> STATED GOAL: Track down the lines that contain "assistance" and copy them.

------ DATA ENTRIES

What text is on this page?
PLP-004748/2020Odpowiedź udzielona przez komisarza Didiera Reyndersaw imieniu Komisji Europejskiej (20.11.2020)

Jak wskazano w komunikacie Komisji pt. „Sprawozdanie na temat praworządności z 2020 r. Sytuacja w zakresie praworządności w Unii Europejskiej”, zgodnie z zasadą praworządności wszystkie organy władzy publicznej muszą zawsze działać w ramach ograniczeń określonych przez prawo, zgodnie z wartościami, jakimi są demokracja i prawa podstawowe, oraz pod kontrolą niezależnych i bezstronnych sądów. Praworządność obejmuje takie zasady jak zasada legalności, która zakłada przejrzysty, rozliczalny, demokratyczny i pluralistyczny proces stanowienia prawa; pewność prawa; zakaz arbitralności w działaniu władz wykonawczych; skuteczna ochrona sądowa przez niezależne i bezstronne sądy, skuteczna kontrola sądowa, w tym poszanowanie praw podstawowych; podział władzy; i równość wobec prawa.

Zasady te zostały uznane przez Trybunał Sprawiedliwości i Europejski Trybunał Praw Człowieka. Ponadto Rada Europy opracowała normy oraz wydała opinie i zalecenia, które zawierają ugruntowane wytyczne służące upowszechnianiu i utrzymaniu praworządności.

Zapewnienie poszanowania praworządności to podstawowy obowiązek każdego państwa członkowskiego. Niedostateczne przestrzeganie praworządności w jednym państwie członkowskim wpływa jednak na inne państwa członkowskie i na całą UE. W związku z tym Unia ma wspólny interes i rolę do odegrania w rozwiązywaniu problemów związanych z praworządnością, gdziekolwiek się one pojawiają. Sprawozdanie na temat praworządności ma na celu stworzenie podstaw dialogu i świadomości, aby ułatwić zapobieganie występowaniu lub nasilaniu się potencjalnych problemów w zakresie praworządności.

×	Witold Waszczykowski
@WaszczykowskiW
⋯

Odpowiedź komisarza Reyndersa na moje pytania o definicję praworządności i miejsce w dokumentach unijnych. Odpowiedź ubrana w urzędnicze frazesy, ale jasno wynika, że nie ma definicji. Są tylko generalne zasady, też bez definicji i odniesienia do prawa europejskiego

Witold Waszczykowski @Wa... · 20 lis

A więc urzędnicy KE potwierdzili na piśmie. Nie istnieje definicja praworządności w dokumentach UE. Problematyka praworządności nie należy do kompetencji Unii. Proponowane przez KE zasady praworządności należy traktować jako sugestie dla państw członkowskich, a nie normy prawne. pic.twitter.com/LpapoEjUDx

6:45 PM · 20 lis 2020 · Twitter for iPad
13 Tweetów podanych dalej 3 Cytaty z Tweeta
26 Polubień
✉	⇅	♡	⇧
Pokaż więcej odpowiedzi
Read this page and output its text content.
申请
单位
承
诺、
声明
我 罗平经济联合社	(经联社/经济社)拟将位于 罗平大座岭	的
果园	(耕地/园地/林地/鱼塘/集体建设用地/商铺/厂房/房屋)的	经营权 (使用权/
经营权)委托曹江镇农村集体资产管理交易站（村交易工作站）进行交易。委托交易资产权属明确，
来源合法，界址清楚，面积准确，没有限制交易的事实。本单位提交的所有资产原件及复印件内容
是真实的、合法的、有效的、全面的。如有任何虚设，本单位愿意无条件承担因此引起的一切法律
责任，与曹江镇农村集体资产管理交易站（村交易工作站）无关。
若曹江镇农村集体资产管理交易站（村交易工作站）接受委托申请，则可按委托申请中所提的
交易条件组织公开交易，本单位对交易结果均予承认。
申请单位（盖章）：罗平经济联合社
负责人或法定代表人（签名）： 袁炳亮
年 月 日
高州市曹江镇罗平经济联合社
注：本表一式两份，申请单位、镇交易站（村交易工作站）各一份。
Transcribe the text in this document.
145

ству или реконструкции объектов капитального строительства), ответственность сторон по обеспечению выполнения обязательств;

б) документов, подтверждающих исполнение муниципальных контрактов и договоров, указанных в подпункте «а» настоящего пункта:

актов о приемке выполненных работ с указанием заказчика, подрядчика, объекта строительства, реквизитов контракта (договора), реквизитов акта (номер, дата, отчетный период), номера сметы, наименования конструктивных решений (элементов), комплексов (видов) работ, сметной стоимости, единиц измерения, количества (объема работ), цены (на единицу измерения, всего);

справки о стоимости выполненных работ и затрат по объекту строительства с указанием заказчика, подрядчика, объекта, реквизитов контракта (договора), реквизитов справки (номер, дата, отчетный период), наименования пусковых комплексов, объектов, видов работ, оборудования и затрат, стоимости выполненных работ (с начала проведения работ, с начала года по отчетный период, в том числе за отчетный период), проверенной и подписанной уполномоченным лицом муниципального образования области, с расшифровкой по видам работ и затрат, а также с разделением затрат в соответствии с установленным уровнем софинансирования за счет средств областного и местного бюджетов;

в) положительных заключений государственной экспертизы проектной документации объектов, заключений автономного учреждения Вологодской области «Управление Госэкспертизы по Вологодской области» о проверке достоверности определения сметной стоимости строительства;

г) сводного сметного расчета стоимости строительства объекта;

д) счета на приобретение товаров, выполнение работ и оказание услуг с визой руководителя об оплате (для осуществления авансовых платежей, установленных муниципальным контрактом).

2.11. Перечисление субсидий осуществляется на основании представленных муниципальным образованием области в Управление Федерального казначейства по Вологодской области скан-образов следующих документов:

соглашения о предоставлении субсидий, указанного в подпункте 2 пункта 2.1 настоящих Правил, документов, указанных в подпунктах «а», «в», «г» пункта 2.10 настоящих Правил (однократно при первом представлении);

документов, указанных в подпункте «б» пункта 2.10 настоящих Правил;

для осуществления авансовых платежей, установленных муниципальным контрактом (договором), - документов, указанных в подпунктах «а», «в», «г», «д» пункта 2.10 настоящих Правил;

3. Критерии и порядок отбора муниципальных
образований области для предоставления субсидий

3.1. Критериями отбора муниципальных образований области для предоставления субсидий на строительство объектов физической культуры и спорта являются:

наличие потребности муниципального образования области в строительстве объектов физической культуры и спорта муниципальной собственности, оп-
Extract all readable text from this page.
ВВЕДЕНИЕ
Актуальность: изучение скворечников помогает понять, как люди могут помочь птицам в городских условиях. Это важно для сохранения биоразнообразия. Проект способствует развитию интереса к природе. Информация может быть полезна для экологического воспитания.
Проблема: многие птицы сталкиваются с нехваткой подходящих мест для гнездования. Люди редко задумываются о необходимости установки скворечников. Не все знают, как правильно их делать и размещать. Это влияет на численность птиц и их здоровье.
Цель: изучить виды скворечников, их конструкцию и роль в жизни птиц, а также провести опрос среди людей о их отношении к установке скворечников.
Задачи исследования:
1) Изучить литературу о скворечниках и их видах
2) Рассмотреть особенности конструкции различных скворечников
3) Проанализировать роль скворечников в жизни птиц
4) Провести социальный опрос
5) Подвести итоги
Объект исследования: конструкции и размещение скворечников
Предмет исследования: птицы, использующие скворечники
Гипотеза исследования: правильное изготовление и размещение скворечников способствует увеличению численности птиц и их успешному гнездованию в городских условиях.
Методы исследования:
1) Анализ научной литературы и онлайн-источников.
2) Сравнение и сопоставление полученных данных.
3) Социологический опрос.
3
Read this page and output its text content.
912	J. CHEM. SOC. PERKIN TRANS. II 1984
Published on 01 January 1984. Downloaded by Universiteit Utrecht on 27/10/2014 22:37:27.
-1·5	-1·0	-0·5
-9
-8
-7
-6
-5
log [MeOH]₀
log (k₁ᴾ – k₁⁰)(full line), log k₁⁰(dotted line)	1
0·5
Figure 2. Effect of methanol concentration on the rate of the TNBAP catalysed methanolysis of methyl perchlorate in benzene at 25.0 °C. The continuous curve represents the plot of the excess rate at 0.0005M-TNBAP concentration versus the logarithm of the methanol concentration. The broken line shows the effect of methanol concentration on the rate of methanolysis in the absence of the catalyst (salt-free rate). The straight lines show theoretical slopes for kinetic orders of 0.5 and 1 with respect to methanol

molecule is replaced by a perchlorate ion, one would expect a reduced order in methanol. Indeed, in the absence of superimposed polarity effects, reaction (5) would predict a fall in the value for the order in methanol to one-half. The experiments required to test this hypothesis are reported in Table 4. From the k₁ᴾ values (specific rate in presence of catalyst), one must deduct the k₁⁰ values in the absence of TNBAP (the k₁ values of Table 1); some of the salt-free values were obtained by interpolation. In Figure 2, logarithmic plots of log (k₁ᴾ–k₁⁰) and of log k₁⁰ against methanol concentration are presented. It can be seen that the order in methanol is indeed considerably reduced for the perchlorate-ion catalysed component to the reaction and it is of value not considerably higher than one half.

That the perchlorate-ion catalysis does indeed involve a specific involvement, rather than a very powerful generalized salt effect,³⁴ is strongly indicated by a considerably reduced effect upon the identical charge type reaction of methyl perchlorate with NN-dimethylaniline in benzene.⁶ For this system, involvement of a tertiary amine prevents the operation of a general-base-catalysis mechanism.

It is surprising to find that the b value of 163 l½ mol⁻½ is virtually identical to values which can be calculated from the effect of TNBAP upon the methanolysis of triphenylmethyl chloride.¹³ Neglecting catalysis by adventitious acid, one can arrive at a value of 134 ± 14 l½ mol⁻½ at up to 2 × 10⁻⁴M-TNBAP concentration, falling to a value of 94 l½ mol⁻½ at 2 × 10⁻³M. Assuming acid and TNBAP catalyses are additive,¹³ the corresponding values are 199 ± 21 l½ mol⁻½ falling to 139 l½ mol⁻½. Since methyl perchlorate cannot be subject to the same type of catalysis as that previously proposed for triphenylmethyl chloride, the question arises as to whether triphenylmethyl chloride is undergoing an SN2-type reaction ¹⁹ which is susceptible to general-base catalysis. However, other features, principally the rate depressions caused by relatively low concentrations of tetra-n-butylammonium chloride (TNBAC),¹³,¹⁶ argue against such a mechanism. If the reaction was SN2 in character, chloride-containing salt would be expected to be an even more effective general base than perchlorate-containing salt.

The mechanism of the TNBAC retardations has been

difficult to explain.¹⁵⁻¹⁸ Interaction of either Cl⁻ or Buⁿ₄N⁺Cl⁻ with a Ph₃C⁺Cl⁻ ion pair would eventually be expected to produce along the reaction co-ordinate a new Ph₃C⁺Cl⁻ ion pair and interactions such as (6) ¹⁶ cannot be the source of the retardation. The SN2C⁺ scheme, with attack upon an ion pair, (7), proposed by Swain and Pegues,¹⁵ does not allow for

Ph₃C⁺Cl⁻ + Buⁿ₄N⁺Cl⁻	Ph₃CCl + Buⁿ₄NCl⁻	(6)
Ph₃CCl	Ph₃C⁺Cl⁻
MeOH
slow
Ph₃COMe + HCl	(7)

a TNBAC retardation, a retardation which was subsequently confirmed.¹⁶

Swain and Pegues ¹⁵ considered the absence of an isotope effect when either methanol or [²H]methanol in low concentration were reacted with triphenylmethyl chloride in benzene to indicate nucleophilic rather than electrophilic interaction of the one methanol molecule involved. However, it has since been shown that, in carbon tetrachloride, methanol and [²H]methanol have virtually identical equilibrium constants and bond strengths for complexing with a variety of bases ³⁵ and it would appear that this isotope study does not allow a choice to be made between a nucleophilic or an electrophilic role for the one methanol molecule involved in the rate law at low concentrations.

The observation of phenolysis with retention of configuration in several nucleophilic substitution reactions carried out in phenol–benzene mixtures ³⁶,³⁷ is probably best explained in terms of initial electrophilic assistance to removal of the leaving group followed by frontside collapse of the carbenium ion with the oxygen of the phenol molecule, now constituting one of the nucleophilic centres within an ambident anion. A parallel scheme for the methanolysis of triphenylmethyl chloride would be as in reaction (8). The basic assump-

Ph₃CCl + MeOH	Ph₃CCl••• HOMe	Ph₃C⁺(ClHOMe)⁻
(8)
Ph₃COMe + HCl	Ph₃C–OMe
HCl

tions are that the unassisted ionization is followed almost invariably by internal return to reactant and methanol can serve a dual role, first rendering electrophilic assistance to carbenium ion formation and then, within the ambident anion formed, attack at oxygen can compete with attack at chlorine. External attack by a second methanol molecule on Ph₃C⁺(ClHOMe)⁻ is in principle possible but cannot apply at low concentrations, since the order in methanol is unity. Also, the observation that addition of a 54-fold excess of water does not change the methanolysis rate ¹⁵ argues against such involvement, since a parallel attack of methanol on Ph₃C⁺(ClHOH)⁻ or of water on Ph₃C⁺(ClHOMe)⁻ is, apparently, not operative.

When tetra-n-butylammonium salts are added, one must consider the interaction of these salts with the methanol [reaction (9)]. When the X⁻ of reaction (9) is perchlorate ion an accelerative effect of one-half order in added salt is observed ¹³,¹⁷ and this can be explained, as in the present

------------

> SOLUTION FOR THIS TASK:
The observation of phenolysis with retention of configuration in several nucleophilic substitution reactions carried out in phenol–benzene mixtures ³⁶,³⁷ is probably best explained in terms of initial electrophilic assistance to removal of the leaving group followed by frontside collapse of the carbenium ion with the oxygen of the phenol molecule, now constituting one of the nucleophilic centres within an ambident anion. A parallel scheme for the methanolysis of triphenylmethyl chloride would be as in reaction (8). The basic assump-
tions are that the unassisted ionization is followed almost invariably by internal return to reactant and methanol can serve a dual role, first rendering electrophilic assistance to carbenium ion formation and then, within the ambident anion formed, attack at oxygen can compete with attack at chlorine. External attack by a second methanol molecule on Ph₃C⁺(ClHOMe)⁻ is in principle possible but cannot apply at low concentrations, since the order in methanol is unity. Also, the observation that addition of a 54-fold excess of water does not change the methanolysis rate ¹⁵ argues against such involvement, since a parallel attack of methanol on Ph₃C⁺(ClHOH)⁻ or of water on Ph₃C⁺(ClHOMe)⁻ is, apparently, not operative.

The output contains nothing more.